### Written instruction
List, from the lines below, each one with "Handicap" in it.

### Task material
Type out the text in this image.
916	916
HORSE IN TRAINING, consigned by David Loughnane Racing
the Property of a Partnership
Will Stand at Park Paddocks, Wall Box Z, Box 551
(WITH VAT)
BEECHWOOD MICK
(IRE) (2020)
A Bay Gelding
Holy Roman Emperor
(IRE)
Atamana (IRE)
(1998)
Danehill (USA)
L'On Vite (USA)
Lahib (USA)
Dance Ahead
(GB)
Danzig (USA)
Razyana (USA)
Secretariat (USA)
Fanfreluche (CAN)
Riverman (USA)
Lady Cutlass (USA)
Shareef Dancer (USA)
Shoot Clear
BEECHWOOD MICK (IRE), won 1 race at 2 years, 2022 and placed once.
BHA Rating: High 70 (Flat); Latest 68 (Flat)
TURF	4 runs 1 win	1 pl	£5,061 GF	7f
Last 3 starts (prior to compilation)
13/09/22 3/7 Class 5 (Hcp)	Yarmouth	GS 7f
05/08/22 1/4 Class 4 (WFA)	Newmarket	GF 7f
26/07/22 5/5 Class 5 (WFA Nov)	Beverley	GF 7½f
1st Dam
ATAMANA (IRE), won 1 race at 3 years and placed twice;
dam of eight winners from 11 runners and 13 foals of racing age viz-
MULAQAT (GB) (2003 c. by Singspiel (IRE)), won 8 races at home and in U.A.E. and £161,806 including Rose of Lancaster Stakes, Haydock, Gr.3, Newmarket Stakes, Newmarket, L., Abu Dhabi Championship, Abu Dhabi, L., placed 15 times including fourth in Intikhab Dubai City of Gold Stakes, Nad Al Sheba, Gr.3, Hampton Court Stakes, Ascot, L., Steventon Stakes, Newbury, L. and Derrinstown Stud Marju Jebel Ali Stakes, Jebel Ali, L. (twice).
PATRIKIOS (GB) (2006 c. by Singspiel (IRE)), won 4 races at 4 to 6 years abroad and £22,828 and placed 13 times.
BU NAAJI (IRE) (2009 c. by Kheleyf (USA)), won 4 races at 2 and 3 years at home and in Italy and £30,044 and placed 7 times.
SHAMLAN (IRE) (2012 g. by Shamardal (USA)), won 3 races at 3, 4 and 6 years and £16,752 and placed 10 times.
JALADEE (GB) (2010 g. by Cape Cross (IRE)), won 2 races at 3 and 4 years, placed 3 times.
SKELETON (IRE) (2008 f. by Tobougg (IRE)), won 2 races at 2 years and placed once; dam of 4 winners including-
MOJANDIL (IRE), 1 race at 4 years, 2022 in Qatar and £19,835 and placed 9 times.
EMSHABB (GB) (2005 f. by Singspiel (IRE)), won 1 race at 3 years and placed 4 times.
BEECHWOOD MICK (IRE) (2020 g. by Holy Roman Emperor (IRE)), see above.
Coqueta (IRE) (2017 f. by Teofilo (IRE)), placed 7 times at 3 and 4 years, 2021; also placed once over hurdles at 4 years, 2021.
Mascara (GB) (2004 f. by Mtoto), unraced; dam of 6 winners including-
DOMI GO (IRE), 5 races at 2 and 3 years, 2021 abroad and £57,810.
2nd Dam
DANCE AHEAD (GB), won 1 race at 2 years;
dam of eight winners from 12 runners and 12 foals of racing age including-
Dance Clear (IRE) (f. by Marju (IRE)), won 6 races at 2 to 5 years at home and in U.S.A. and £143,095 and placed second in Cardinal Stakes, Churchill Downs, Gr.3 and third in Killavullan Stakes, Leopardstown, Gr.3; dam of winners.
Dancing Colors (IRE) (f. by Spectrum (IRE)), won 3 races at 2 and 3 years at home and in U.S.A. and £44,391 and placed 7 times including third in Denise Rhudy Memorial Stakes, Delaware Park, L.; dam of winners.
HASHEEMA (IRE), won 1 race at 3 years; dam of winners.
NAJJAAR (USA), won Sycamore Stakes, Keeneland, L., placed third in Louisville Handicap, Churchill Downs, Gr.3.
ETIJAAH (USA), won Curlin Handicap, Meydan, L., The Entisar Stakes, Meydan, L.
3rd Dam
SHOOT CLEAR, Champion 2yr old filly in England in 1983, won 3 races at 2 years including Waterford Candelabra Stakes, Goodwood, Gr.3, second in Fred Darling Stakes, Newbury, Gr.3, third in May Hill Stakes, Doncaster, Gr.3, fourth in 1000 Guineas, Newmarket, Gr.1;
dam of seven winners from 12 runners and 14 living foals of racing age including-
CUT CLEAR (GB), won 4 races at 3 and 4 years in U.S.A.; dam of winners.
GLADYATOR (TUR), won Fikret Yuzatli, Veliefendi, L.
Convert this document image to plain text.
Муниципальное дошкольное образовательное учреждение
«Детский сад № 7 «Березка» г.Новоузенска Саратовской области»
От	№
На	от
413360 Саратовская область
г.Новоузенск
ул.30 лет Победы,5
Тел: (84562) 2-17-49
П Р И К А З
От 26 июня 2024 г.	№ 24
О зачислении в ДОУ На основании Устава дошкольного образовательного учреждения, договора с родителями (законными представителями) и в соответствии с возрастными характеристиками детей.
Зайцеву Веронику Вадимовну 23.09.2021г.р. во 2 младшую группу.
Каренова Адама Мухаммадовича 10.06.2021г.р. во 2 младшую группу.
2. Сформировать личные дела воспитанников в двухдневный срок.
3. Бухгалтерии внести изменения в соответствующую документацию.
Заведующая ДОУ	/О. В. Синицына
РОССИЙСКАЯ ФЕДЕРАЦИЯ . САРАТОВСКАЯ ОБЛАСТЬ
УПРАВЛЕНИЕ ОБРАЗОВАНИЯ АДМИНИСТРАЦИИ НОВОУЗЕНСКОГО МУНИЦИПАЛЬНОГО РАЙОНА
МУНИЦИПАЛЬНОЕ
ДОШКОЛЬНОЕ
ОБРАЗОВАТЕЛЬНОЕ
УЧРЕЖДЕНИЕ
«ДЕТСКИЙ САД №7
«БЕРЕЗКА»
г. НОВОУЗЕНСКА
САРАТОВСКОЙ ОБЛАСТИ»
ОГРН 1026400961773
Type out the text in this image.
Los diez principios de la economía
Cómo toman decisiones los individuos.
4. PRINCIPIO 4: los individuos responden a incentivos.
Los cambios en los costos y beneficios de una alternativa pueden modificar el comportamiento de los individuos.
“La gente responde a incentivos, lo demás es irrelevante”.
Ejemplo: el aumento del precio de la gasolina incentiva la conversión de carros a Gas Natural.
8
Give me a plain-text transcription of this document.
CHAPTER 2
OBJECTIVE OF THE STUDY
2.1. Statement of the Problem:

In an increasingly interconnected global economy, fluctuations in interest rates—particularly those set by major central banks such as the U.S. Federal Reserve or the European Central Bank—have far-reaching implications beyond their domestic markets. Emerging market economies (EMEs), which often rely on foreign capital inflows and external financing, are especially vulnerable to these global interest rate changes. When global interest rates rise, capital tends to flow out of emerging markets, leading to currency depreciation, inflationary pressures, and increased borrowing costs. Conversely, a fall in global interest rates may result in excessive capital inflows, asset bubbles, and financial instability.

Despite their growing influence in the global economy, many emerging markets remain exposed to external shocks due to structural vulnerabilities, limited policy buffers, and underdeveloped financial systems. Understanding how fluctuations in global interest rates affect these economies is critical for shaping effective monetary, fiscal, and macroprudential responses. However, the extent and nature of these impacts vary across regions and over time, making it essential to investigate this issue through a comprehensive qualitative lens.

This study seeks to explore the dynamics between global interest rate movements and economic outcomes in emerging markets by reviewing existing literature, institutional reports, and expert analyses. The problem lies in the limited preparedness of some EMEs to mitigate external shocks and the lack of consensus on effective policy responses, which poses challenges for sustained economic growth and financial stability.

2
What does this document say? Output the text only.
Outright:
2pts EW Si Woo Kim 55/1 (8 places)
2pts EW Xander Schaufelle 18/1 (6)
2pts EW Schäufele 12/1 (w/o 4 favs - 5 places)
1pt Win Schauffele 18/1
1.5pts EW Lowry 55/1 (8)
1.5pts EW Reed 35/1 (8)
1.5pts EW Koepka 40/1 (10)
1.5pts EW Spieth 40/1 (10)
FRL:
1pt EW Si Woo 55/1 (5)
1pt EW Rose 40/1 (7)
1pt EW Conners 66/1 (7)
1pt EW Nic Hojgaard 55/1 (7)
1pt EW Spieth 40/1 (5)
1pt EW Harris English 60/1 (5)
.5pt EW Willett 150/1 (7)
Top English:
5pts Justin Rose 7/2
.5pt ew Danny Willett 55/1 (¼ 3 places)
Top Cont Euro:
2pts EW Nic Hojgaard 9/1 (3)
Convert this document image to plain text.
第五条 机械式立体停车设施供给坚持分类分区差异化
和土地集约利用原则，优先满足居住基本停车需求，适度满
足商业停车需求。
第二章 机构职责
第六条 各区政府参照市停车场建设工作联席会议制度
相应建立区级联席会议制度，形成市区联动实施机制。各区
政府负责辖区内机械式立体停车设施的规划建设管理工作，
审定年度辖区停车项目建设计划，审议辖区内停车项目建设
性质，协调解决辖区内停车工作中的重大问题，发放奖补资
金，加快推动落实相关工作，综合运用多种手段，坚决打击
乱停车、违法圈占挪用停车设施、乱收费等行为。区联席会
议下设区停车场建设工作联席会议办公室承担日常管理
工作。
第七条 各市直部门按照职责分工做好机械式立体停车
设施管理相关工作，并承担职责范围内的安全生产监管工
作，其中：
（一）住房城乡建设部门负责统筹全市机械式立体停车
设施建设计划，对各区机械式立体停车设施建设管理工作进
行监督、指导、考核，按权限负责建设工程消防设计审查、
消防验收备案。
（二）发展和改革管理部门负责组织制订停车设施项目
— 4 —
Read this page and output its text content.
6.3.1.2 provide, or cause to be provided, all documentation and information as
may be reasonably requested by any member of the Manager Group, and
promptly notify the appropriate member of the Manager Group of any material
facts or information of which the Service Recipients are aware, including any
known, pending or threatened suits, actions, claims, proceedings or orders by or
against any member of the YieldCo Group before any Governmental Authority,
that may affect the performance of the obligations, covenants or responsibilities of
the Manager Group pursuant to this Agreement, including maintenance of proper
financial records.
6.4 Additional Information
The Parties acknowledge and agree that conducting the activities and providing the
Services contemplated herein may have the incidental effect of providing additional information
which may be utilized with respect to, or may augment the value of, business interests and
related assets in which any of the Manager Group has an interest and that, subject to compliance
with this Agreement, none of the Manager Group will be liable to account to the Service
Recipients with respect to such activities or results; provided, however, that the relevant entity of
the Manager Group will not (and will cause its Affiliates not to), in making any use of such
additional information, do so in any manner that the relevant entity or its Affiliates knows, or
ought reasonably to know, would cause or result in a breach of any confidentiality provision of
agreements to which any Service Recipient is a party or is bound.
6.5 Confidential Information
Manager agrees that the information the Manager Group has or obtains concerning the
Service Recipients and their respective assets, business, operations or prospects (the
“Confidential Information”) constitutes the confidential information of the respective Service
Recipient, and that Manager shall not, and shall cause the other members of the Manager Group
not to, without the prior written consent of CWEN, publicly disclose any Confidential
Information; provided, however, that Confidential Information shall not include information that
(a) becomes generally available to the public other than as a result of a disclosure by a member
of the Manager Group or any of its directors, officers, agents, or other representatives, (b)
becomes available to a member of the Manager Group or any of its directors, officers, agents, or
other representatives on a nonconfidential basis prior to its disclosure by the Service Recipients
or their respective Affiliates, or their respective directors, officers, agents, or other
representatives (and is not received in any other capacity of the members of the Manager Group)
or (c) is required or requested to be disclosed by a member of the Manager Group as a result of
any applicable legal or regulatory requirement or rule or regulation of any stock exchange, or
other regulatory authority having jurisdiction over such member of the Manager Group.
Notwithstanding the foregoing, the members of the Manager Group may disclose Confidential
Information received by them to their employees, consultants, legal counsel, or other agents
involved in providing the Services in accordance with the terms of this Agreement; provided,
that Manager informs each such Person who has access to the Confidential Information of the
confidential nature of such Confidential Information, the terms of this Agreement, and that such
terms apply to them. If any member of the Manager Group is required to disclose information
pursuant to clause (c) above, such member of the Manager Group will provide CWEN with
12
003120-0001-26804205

### The completed task
NAJJAAR (USA), won Sycamore Stakes, Keeneland, L., placed third in Louisville Handicap, Churchill Downs, Gr.3.
ETIJAAH (USA), won Curlin Handicap, Meydan, L., The Entisar Stakes, Meydan, L.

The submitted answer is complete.